Entries from a visual dataset
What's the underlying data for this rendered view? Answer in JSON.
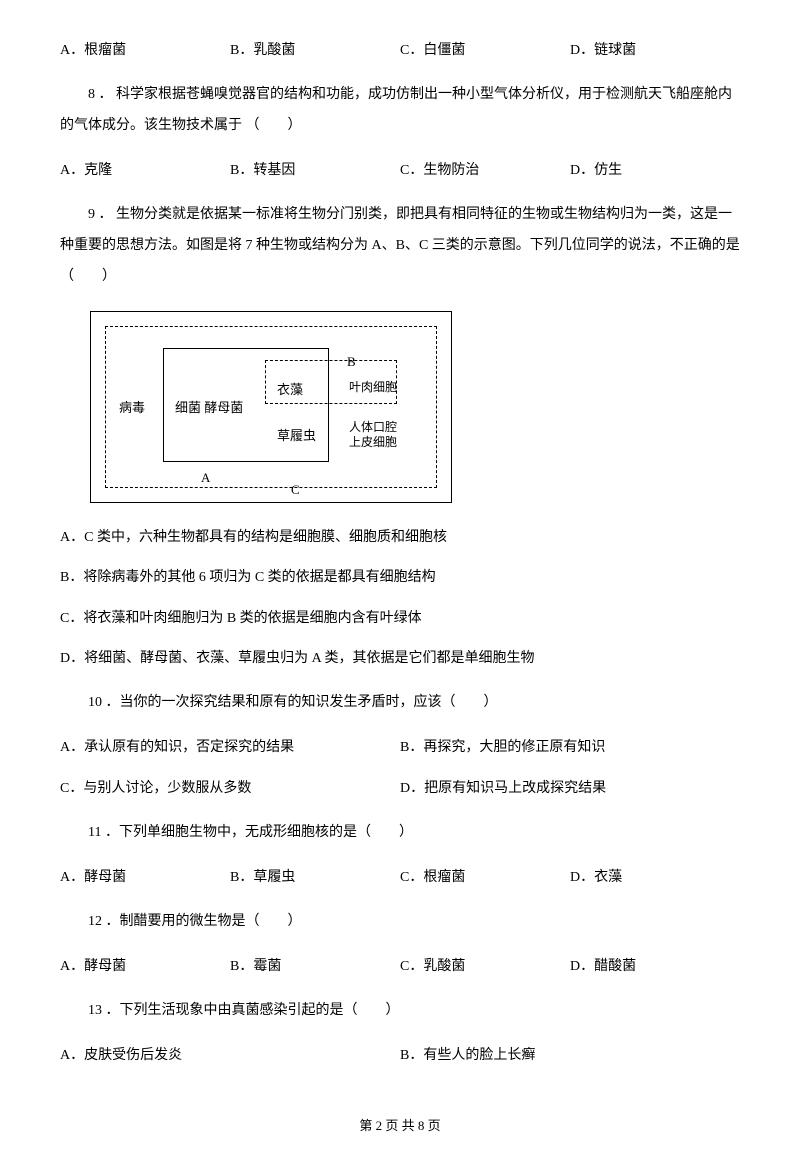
{
  "q7": {
    "options": {
      "A": "A．根瘤菌",
      "B": "B．乳酸菌",
      "C": "C．白僵菌",
      "D": "D．链球菌"
    }
  },
  "q8": {
    "stem": "8 ． 科学家根据苍蝇嗅觉器官的结构和功能，成功仿制出一种小型气体分析仪，用于检测航天飞船座舱内的气体成分。该生物技术属于 （　　）",
    "options": {
      "A": "A．克隆",
      "B": "B．转基因",
      "C": "C．生物防治",
      "D": "D．仿生"
    }
  },
  "q9": {
    "stem": "9 ． 生物分类就是依据某一标准将生物分门别类，即把具有相同特征的生物或生物结构归为一类，这是一种重要的思想方法。如图是将 7 种生物或结构分为 A、B、C 三类的示意图。下列几位同学的说法，不正确的是（　　）",
    "diagram": {
      "left_label": "病毒",
      "a_row": "细菌   酵母菌",
      "yizao": "衣藻",
      "caolv": "草履虫",
      "b_label": "B",
      "right_top": "叶肉细胞",
      "right_bot_1": "人体口腔",
      "right_bot_2": "上皮细胞",
      "a_label": "A",
      "c_label": "C"
    },
    "options": {
      "A": "A．C 类中，六种生物都具有的结构是细胞膜、细胞质和细胞核",
      "B": "B．将除病毒外的其他 6 项归为 C 类的依据是都具有细胞结构",
      "C": "C．将衣藻和叶肉细胞归为 B 类的依据是细胞内含有叶绿体",
      "D": "D．将细菌、酵母菌、衣藻、草履虫归为 A 类，其依据是它们都是单细胞生物"
    }
  },
  "q10": {
    "stem": "10 ．当你的一次探究结果和原有的知识发生矛盾时，应该（　　）",
    "options": {
      "A": "A．承认原有的知识，否定探究的结果",
      "B": "B．再探究，大胆的修正原有知识",
      "C": "C．与别人讨论，少数服从多数",
      "D": "D．把原有知识马上改成探究结果"
    }
  },
  "q11": {
    "stem": "11 ．下列单细胞生物中，无成形细胞核的是（　　）",
    "options": {
      "A": "A．酵母菌",
      "B": "B．草履虫",
      "C": "C．根瘤菌",
      "D": "D．衣藻"
    }
  },
  "q12": {
    "stem": "12 ．制醋要用的微生物是（　　）",
    "options": {
      "A": "A．酵母菌",
      "B": "B．霉菌",
      "C": "C．乳酸菌",
      "D": "D．醋酸菌"
    }
  },
  "q13": {
    "stem": "13 ．下列生活现象中由真菌感染引起的是（　　）",
    "options": {
      "A": "A．皮肤受伤后发炎",
      "B": "B．有些人的脸上长癣"
    }
  },
  "footer": {
    "text": "第 2 页 共 8 页"
  }
}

» **What to produce**
Output all of the records exactly as they appear above, but not the pictures.

» **Task response**
What's the underlying data for this rendered view? Answer in JSON.
{
  "q7": {
    "options": {
      "A": "A．根瘤菌",
      "B": "B．乳酸菌",
      "C": "C．白僵菌",
      "D": "D．链球菌"
    }
  },
  "q8": {
    "stem": "8 ． 科学家根据苍蝇嗅觉器官的结构和功能，成功仿制出一种小型气体分析仪，用于检测航天飞船座舱内的气体成分。该生物技术属于 （　　）",
    "options": {
      "A": "A．克隆",
      "B": "B．转基因",
      "C": "C．生物防治",
      "D": "D．仿生"
    }
  },
  "q9": {
    "stem": "9 ． 生物分类就是依据某一标准将生物分门别类，即把具有相同特征的生物或生物结构归为一类，这是一种重要的思想方法。如图是将 7 种生物或结构分为 A、B、C 三类的示意图。下列几位同学的说法，不正确的是（　　）",
    "diagram": {
      "left_label": "病毒",
      "a_row": "细菌   酵母菌",
      "yizao": "衣藻",
      "caolv": "草履虫",
      "b_label": "B",
      "right_top": "叶肉细胞",
      "right_bot_1": "人体口腔",
      "right_bot_2": "上皮细胞",
      "a_label": "A",
      "c_label": "C"
    },
    "options": {
      "A": "A．C 类中，六种生物都具有的结构是细胞膜、细胞质和细胞核",
      "B": "B．将除病毒外的其他 6 项归为 C 类的依据是都具有细胞结构",
      "C": "C．将衣藻和叶肉细胞归为 B 类的依据是细胞内含有叶绿体",
      "D": "D．将细菌、酵母菌、衣藻、草履虫归为 A 类，其依据是它们都是单细胞生物"
    }
  },
  "q10": {
    "stem": "10 ．当你的一次探究结果和原有的知识发生矛盾时，应该（　　）",
    "options": {
      "A": "A．承认原有的知识，否定探究的结果",
      "B": "B．再探究，大胆的修正原有知识",
      "C": "C．与别人讨论，少数服从多数",
      "D": "D．把原有知识马上改成探究结果"
    }
  },
  "q11": {
    "stem": "11 ．下列单细胞生物中，无成形细胞核的是（　　）",
    "options": {
      "A": "A．酵母菌",
      "B": "B．草履虫",
      "C": "C．根瘤菌",
      "D": "D．衣藻"
    }
  },
  "q12": {
    "stem": "12 ．制醋要用的微生物是（　　）",
    "options": {
      "A": "A．酵母菌",
      "B": "B．霉菌",
      "C": "C．乳酸菌",
      "D": "D．醋酸菌"
    }
  },
  "q13": {
    "stem": "13 ．下列生活现象中由真菌感染引起的是（　　）",
    "options": {
      "A": "A．皮肤受伤后发炎",
      "B": "B．有些人的脸上长癣"
    }
  },
  "footer": {
    "text": "第 2 页 共 8 页"
  }
}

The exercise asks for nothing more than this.